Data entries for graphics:
________________________

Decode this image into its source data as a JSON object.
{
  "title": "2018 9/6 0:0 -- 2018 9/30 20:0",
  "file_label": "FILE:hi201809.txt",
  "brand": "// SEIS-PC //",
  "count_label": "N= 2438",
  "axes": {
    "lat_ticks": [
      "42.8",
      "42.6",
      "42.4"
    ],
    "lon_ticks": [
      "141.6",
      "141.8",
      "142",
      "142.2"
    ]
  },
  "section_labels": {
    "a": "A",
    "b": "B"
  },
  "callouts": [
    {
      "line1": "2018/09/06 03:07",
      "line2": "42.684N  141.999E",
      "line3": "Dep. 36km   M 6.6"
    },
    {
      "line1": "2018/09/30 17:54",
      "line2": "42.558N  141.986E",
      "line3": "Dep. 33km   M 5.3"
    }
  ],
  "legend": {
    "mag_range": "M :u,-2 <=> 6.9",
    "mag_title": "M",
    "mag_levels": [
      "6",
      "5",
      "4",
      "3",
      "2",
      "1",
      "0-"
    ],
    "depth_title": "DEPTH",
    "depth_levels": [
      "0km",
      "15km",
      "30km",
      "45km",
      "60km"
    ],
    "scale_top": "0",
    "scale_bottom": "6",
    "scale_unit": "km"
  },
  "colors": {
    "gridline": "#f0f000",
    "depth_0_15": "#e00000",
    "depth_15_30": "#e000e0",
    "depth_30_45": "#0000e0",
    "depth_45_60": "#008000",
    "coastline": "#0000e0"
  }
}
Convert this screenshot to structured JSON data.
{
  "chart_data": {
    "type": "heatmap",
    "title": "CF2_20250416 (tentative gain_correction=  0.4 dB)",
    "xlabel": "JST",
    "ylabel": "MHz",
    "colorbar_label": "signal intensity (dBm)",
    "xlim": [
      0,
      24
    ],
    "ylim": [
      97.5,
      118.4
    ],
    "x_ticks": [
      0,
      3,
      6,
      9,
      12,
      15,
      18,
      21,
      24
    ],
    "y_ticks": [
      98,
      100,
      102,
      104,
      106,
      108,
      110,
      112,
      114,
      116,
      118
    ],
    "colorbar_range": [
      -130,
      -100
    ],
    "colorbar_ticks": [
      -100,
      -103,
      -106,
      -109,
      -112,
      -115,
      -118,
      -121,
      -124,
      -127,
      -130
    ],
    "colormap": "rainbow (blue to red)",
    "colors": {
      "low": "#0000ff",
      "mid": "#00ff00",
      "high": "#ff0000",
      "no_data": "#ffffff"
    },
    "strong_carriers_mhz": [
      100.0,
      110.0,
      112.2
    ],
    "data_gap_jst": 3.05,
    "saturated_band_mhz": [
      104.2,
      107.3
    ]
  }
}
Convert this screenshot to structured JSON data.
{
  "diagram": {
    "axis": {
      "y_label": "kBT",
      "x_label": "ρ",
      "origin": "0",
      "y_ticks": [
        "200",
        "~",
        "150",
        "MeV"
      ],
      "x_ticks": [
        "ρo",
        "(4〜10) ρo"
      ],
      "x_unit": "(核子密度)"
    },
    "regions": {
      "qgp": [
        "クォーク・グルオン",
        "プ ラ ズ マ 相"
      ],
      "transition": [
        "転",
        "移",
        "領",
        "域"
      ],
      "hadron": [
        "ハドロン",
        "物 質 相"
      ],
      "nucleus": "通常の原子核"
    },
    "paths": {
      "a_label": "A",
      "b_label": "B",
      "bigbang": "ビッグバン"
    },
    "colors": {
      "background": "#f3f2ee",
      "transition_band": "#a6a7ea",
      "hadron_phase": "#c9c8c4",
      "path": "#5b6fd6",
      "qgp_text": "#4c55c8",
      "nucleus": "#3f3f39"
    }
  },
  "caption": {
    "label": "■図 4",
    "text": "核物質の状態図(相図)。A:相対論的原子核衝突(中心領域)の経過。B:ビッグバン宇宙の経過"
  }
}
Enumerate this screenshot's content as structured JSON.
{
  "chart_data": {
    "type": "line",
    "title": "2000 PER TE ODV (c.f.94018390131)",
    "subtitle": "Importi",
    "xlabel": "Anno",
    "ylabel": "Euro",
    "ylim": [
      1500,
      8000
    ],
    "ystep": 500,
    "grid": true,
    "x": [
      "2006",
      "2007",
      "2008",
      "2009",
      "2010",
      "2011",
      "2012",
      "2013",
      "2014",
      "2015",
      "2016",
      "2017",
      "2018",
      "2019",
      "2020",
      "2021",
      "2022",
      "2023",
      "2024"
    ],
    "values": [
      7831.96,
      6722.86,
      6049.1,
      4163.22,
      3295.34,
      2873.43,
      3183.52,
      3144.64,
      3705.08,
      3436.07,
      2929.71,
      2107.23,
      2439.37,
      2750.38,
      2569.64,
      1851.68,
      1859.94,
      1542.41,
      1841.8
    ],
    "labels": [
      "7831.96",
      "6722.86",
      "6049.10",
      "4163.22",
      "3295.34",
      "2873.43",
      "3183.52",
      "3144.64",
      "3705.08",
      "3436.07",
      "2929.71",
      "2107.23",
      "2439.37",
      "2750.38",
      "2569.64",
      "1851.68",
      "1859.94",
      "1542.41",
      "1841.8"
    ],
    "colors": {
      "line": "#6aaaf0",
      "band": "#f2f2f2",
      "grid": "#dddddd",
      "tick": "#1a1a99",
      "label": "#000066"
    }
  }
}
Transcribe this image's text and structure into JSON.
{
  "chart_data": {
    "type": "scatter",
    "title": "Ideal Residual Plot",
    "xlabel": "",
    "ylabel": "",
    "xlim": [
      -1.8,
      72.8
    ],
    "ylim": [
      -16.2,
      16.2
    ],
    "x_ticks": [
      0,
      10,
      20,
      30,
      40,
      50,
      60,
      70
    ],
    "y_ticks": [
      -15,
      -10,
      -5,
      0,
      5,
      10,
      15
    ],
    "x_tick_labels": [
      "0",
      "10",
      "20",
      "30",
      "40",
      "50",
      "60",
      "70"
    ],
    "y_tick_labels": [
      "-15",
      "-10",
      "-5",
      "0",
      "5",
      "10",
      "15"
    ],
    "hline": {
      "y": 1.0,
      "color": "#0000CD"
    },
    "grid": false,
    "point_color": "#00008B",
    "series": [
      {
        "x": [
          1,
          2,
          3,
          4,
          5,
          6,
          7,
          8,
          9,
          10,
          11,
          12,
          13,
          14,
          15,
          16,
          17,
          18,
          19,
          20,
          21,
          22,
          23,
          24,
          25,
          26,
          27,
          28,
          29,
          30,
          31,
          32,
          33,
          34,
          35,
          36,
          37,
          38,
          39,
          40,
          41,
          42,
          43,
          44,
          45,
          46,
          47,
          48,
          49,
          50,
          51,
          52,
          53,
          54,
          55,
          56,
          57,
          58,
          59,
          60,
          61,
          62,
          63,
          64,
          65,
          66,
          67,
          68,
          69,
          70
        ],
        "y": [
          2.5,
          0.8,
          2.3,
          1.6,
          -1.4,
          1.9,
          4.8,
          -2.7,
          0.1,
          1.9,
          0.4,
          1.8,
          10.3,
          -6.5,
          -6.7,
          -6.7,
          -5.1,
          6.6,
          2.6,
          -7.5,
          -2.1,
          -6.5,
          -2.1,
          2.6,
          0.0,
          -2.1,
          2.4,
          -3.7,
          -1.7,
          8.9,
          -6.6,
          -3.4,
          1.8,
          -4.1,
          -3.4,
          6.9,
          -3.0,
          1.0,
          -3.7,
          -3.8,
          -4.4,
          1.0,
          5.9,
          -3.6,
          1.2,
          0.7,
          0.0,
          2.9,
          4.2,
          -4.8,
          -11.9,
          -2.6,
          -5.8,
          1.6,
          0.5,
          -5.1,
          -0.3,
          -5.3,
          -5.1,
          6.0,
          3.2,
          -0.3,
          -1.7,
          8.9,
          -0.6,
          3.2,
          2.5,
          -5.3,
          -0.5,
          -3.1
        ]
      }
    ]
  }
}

________________________

* Task instructions
Write every line of the material above again, exactly.

* Full response
Decode this image into its source data as a JSON object.
{
  "title": "2018 9/6 0:0 -- 2018 9/30 20:0",
  "file_label": "FILE:hi201809.txt",
  "brand": "// SEIS-PC //",
  "count_label": "N= 2438",
  "axes": {
    "lat_ticks": [
      "42.8",
      "42.6",
      "42.4"
    ],
    "lon_ticks": [
      "141.6",
      "141.8",
      "142",
      "142.2"
    ]
  },
  "section_labels": {
    "a": "A",
    "b": "B"
  },
  "callouts": [
    {
      "line1": "2018/09/06 03:07",
      "line2": "42.684N  141.999E",
      "line3": "Dep. 36km   M 6.6"
    },
    {
      "line1": "2018/09/30 17:54",
      "line2": "42.558N  141.986E",
      "line3": "Dep. 33km   M 5.3"
    }
  ],
  "legend": {
    "mag_range": "M :u,-2 <=> 6.9",
    "mag_title": "M",
    "mag_levels": [
      "6",
      "5",
      "4",
      "3",
      "2",
      "1",
      "0-"
    ],
    "depth_title": "DEPTH",
    "depth_levels": [
      "0km",
      "15km",
      "30km",
      "45km",
      "60km"
    ],
    "scale_top": "0",
    "scale_bottom": "6",
    "scale_unit": "km"
  },
  "colors": {
    "gridline": "#f0f000",
    "depth_0_15": "#e00000",
    "depth_15_30": "#e000e0",
    "depth_30_45": "#0000e0",
    "depth_45_60": "#008000",
    "coastline": "#0000e0"
  }
}
Convert this screenshot to structured JSON data.
{
  "chart_data": {
    "type": "heatmap",
    "title": "CF2_20250416 (tentative gain_correction=  0.4 dB)",
    "xlabel": "JST",
    "ylabel": "MHz",
    "colorbar_label": "signal intensity (dBm)",
    "xlim": [
      0,
      24
    ],
    "ylim": [
      97.5,
      118.4
    ],
    "x_ticks": [
      0,
      3,
      6,
      9,
      12,
      15,
      18,
      21,
      24
    ],
    "y_ticks": [
      98,
      100,
      102,
      104,
      106,
      108,
      110,
      112,
      114,
      116,
      118
    ],
    "colorbar_range": [
      -130,
      -100
    ],
    "colorbar_ticks": [
      -100,
      -103,
      -106,
      -109,
      -112,
      -115,
      -118,
      -121,
      -124,
      -127,
      -130
    ],
    "colormap": "rainbow (blue to red)",
    "colors": {
      "low": "#0000ff",
      "mid": "#00ff00",
      "high": "#ff0000",
      "no_data": "#ffffff"
    },
    "strong_carriers_mhz": [
      100.0,
      110.0,
      112.2
    ],
    "data_gap_jst": 3.05,
    "saturated_band_mhz": [
      104.2,
      107.3
    ]
  }
}
Convert this screenshot to structured JSON data.
{
  "diagram": {
    "axis": {
      "y_label": "kBT",
      "x_label": "ρ",
      "origin": "0",
      "y_ticks": [
        "200",
        "~",
        "150",
        "MeV"
      ],
      "x_ticks": [
        "ρo",
        "(4〜10) ρo"
      ],
      "x_unit": "(核子密度)"
    },
    "regions": {
      "qgp": [
        "クォーク・グルオン",
        "プ ラ ズ マ 相"
      ],
      "transition": [
        "転",
        "移",
        "領",
        "域"
      ],
      "hadron": [
        "ハドロン",
        "物 質 相"
      ],
      "nucleus": "通常の原子核"
    },
    "paths": {
      "a_label": "A",
      "b_label": "B",
      "bigbang": "ビッグバン"
    },
    "colors": {
      "background": "#f3f2ee",
      "transition_band": "#a6a7ea",
      "hadron_phase": "#c9c8c4",
      "path": "#5b6fd6",
      "qgp_text": "#4c55c8",
      "nucleus": "#3f3f39"
    }
  },
  "caption": {
    "label": "■図 4",
    "text": "核物質の状態図(相図)。A:相対論的原子核衝突(中心領域)の経過。B:ビッグバン宇宙の経過"
  }
}
Enumerate this screenshot's content as structured JSON.
{
  "chart_data": {
    "type": "line",
    "title": "2000 PER TE ODV (c.f.94018390131)",
    "subtitle": "Importi",
    "xlabel": "Anno",
    "ylabel": "Euro",
    "ylim": [
      1500,
      8000
    ],
    "ystep": 500,
    "grid": true,
    "x": [
      "2006",
      "2007",
      "2008",
      "2009",
      "2010",
      "2011",
      "2012",
      "2013",
      "2014",
      "2015",
      "2016",
      "2017",
      "2018",
      "2019",
      "2020",
      "2021",
      "2022",
      "2023",
      "2024"
    ],
    "values": [
      7831.96,
      6722.86,
      6049.1,
      4163.22,
      3295.34,
      2873.43,
      3183.52,
      3144.64,
      3705.08,
      3436.07,
      2929.71,
      2107.23,
      2439.37,
      2750.38,
      2569.64,
      1851.68,
      1859.94,
      1542.41,
      1841.8
    ],
    "labels": [
      "7831.96",
      "6722.86",
      "6049.10",
      "4163.22",
      "3295.34",
      "2873.43",
      "3183.52",
      "3144.64",
      "3705.08",
      "3436.07",
      "2929.71",
      "2107.23",
      "2439.37",
      "2750.38",
      "2569.64",
      "1851.68",
      "1859.94",
      "1542.41",
      "1841.8"
    ],
    "colors": {
      "line": "#6aaaf0",
      "band": "#f2f2f2",
      "grid": "#dddddd",
      "tick": "#1a1a99",
      "label": "#000066"
    }
  }
}
Transcribe this image's text and structure into JSON.
{
  "chart_data": {
    "type": "scatter",
    "title": "Ideal Residual Plot",
    "xlabel": "",
    "ylabel": "",
    "xlim": [
      -1.8,
      72.8
    ],
    "ylim": [
      -16.2,
      16.2
    ],
    "x_ticks": [
      0,
      10,
      20,
      30,
      40,
      50,
      60,
      70
    ],
    "y_ticks": [
      -15,
      -10,
      -5,
      0,
      5,
      10,
      15
    ],
    "x_tick_labels": [
      "0",
      "10",
      "20",
      "30",
      "40",
      "50",
      "60",
      "70"
    ],
    "y_tick_labels": [
      "-15",
      "-10",
      "-5",
      "0",
      "5",
      "10",
      "15"
    ],
    "hline": {
      "y": 1.0,
      "color": "#0000CD"
    },
    "grid": false,
    "point_color": "#00008B",
    "series": [
      {
        "x": [
          1,
          2,
          3,
          4,
          5,
          6,
          7,
          8,
          9,
          10,
          11,
          12,
          13,
          14,
          15,
          16,
          17,
          18,
          19,
          20,
          21,
          22,
          23,
          24,
          25,
          26,
          27,
          28,
          29,
          30,
          31,
          32,
          33,
          34,
          35,
          36,
          37,
          38,
          39,
          40,
          41,
          42,
          43,
          44,
          45,
          46,
          47,
          48,
          49,
          50,
          51,
          52,
          53,
          54,
          55,
          56,
          57,
          58,
          59,
          60,
          61,
          62,
          63,
          64,
          65,
          66,
          67,
          68,
          69,
          70
        ],
        "y": [
          2.5,
          0.8,
          2.3,
          1.6,
          -1.4,
          1.9,
          4.8,
          -2.7,
          0.1,
          1.9,
          0.4,
          1.8,
          10.3,
          -6.5,
          -6.7,
          -6.7,
          -5.1,
          6.6,
          2.6,
          -7.5,
          -2.1,
          -6.5,
          -2.1,
          2.6,
          0.0,
          -2.1,
          2.4,
          -3.7,
          -1.7,
          8.9,
          -6.6,
          -3.4,
          1.8,
          -4.1,
          -3.4,
          6.9,
          -3.0,
          1.0,
          -3.7,
          -3.8,
          -4.4,
          1.0,
          5.9,
          -3.6,
          1.2,
          0.7,
          0.0,
          2.9,
          4.2,
          -4.8,
          -11.9,
          -2.6,
          -5.8,
          1.6,
          0.5,
          -5.1,
          -0.3,
          -5.3,
          -5.1,
          6.0,
          3.2,
          -0.3,
          -1.7,
          8.9,
          -0.6,
          3.2,
          2.5,
          -5.3,
          -0.5,
          -3.1
        ]
      }
    ]
  }
}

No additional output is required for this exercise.